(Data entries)
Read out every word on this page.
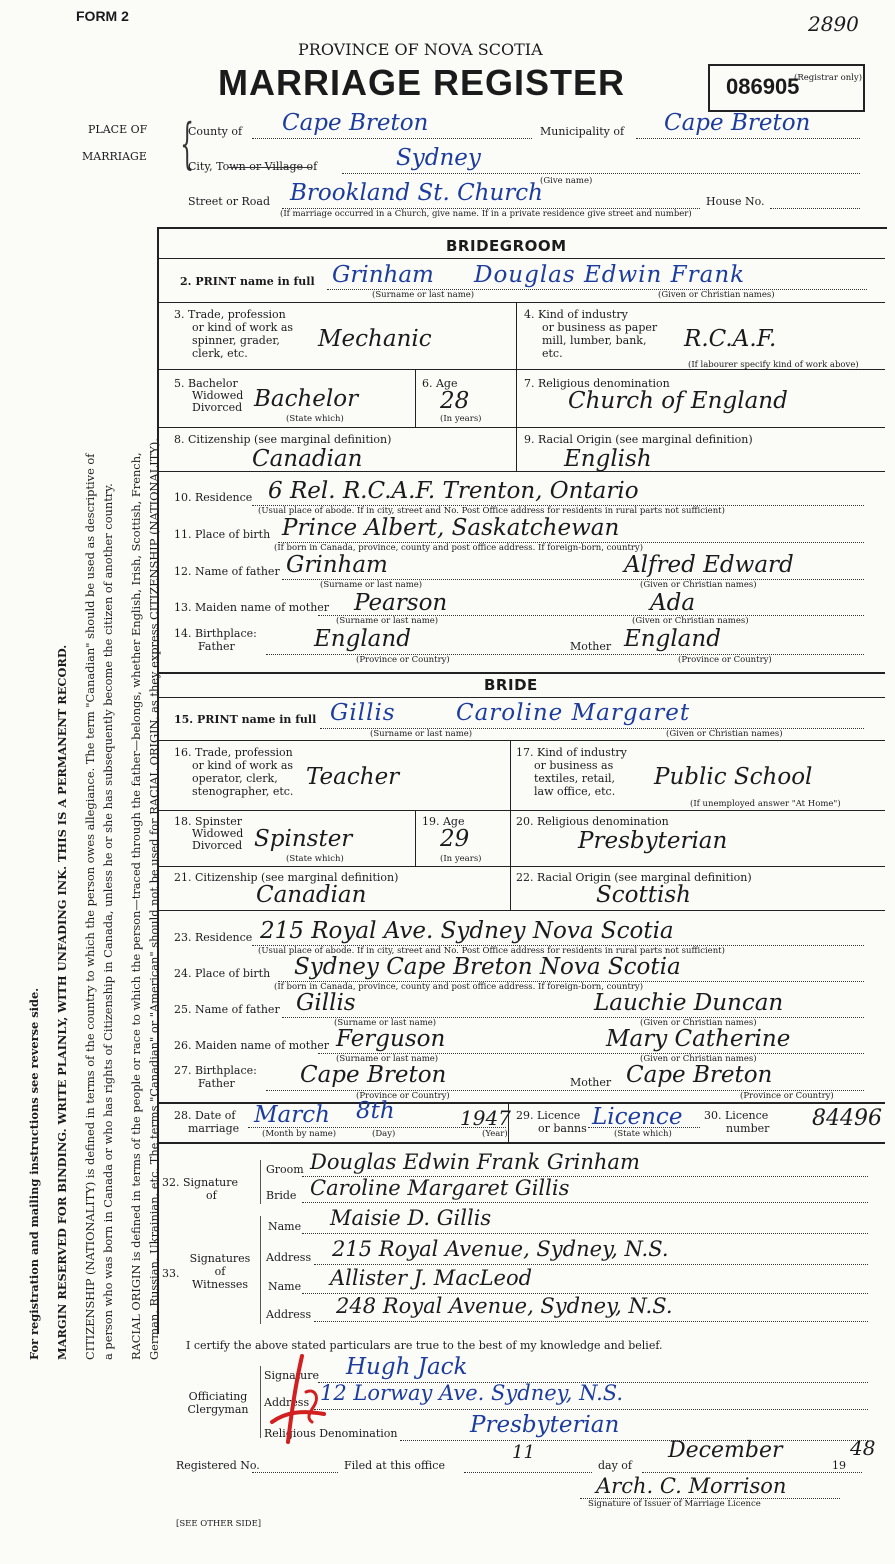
For registration and mailing instructions see reverse side. MARGIN RESERVED FOR BINDING. WRITE PLAINLY, WITH UNFADING INK. THIS IS A PERMANENT RECORD. CITIZENSHIP (NATIONALITY) is defined in terms of the country to which the person owes allegiance. The term "Canadian" should be used as descriptive of a person who was born in Canada or who has rights of Citizenship in Canada, unless he or she has subsequently become the citizen of another country. RACIAL ORIGIN is defined in terms of the people or race to which the person—traced through the father—belongs, whether English, Irish, Scottish, French, German, Russian, Ukrainian, etc. The terms "Canadian" or "American" should not be used for RACIAL ORIGIN, as they express CITIZENSHIP (NATIONALITY).
FORM 2	2890
PROVINCE OF NOVA SCOTIA
MARRIAGE REGISTER	086905
(Registrar only)
PLACE OF
MARRIAGE {
County of Cape Breton	Municipality of Cape Breton
City, Town or Village of	Sydney
(Give name)
Street or Road Brookland St. Church	House No.
(If marriage occurred in a Church, give name. If in a private residence give street and number)
BRIDEGROOM
2. PRINT name in full Grinham Douglas Edwin Frank
(Surname or last name)	(Given or Christian names)
3. Trade, profession
or kind of work as
spinner, grader,
clerk, etc.
Mechanic
4. Kind of industry
or business as paper
mill, lumber, bank,
etc.
R.C.A.F.
(If labourer specify kind of work above)
5. Bachelor
Widowed
Divorced Bachelor
(State which)
6. Age
28
(In years)
7. Religious denomination
Church of England
8. Citizenship (see marginal definition)
Canadian
9. Racial Origin (see marginal definition)
English
10. Residence 6 Rel. R.C.A.F. Trenton, Ontario
(Usual place of abode. If in city, street and No. Post Office address for residents in rural parts not sufficient)
11. Place of birth Prince Albert, Saskatchewan
(If born in Canada, province, county and post office address. If foreign-born, country)
12. Name of father Grinham	Alfred Edward
(Surname or last name)	(Given or Christian names)
13. Maiden name of mother Pearson	Ada
(Surname or last name)	(Given or Christian names)
14. Birthplace:
Father	England	Mother England
(Province or Country)	(Province or Country)
BRIDE
15. PRINT name in full Gillis	Caroline Margaret
(Surname or last name)	(Given or Christian names)
16. Trade, profession
or kind of work as
operator, clerk,
stenographer, etc.
Teacher
17. Kind of industry
or business as
textiles, retail,
law office, etc.
Public School
(If unemployed answer "At Home")
18. Spinster
Widowed
Divorced Spinster
(State which)
19. Age
29
(In years)
20. Religious denomination
Presbyterian
21. Citizenship (see marginal definition)
Canadian
22. Racial Origin (see marginal definition)
Scottish
23. Residence 215 Royal Ave. Sydney Nova Scotia
(Usual place of abode. If in city, street and No. Post Office address for residents in rural parts not sufficient)
24. Place of birth Sydney Cape Breton Nova Scotia
(If born in Canada, province, county and post office address. If foreign-born, country)
25. Name of father Gillis	Lauchie Duncan
(Surname or last name)	(Given or Christian names)
26. Maiden name of mother Ferguson	Mary Catherine
(Surname or last name)	(Given or Christian names)
27. Birthplace:
Father	Cape Breton	Mother Cape Breton
(Province or Country)	(Province or Country)
28. Date of
marriage
March 8th	1947
(Month by name)	(Day)	(Year)
29. Licence
or banns Licence
(State which)
30. Licence
number 84496
32. Signature
of
Groom Douglas Edwin Frank Grinham
Bride Caroline Margaret Gillis
33.
Signatures
of
Witnesses
Name Maisie D. Gillis
Address 215 Royal Avenue, Sydney, N.S.
Name Allister J. MacLeod
Address 248 Royal Avenue, Sydney, N.S.
I certify the above stated particulars are true to the best of my knowledge and belief.
Officiating
Clergyman
Signature Hugh Jack
Address 12 Lorway Ave. Sydney, N.S.
Religious Denomination	Presbyterian
Registered No.	Filed at this office
11
day of
December
19
48
Arch. C. Morrison
Signature of Issuer of Marriage Licence
[SEE OTHER SIDE]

Set exercise
Copy out each line exactly, without the pictures.

Result
Read out every word on this page.
For registration and mailing instructions see reverse side. MARGIN RESERVED FOR BINDING. WRITE PLAINLY, WITH UNFADING INK. THIS IS A PERMANENT RECORD. CITIZENSHIP (NATIONALITY) is defined in terms of the country to which the person owes allegiance. The term "Canadian" should be used as descriptive of a person who was born in Canada or who has rights of Citizenship in Canada, unless he or she has subsequently become the citizen of another country. RACIAL ORIGIN is defined in terms of the people or race to which the person—traced through the father—belongs, whether English, Irish, Scottish, French, German, Russian, Ukrainian, etc. The terms "Canadian" or "American" should not be used for RACIAL ORIGIN, as they express CITIZENSHIP (NATIONALITY).
FORM 2	2890
PROVINCE OF NOVA SCOTIA
MARRIAGE REGISTER	086905
(Registrar only)
PLACE OF
MARRIAGE {
County of Cape Breton	Municipality of Cape Breton
City, Town or Village of	Sydney
(Give name)
Street or Road Brookland St. Church	House No.
(If marriage occurred in a Church, give name. If in a private residence give street and number)
BRIDEGROOM
2. PRINT name in full Grinham Douglas Edwin Frank
(Surname or last name)	(Given or Christian names)
3. Trade, profession
or kind of work as
spinner, grader,
clerk, etc.
Mechanic
4. Kind of industry
or business as paper
mill, lumber, bank,
etc.
R.C.A.F.
(If labourer specify kind of work above)
5. Bachelor
Widowed
Divorced Bachelor
(State which)
6. Age
28
(In years)
7. Religious denomination
Church of England
8. Citizenship (see marginal definition)
Canadian
9. Racial Origin (see marginal definition)
English
10. Residence 6 Rel. R.C.A.F. Trenton, Ontario
(Usual place of abode. If in city, street and No. Post Office address for residents in rural parts not sufficient)
11. Place of birth Prince Albert, Saskatchewan
(If born in Canada, province, county and post office address. If foreign-born, country)
12. Name of father Grinham	Alfred Edward
(Surname or last name)	(Given or Christian names)
13. Maiden name of mother Pearson	Ada
(Surname or last name)	(Given or Christian names)
14. Birthplace:
Father	England	Mother England
(Province or Country)	(Province or Country)
BRIDE
15. PRINT name in full Gillis	Caroline Margaret
(Surname or last name)	(Given or Christian names)
16. Trade, profession
or kind of work as
operator, clerk,
stenographer, etc.
Teacher
17. Kind of industry
or business as
textiles, retail,
law office, etc.
Public School
(If unemployed answer "At Home")
18. Spinster
Widowed
Divorced Spinster
(State which)
19. Age
29
(In years)
20. Religious denomination
Presbyterian
21. Citizenship (see marginal definition)
Canadian
22. Racial Origin (see marginal definition)
Scottish
23. Residence 215 Royal Ave. Sydney Nova Scotia
(Usual place of abode. If in city, street and No. Post Office address for residents in rural parts not sufficient)
24. Place of birth Sydney Cape Breton Nova Scotia
(If born in Canada, province, county and post office address. If foreign-born, country)
25. Name of father Gillis	Lauchie Duncan
(Surname or last name)	(Given or Christian names)
26. Maiden name of mother Ferguson	Mary Catherine
(Surname or last name)	(Given or Christian names)
27. Birthplace:
Father	Cape Breton	Mother Cape Breton
(Province or Country)	(Province or Country)
28. Date of
marriage
March 8th	1947
(Month by name)	(Day)	(Year)
29. Licence
or banns Licence
(State which)
30. Licence
number 84496
32. Signature
of
Groom Douglas Edwin Frank Grinham
Bride Caroline Margaret Gillis
33.
Signatures
of
Witnesses
Name Maisie D. Gillis
Address 215 Royal Avenue, Sydney, N.S.
Name Allister J. MacLeod
Address 248 Royal Avenue, Sydney, N.S.
I certify the above stated particulars are true to the best of my knowledge and belief.
Officiating
Clergyman
Signature Hugh Jack
Address 12 Lorway Ave. Sydney, N.S.
Religious Denomination	Presbyterian
Registered No.	Filed at this office
11
day of
December
19
48
Arch. C. Morrison
Signature of Issuer of Marriage Licence
[SEE OTHER SIDE]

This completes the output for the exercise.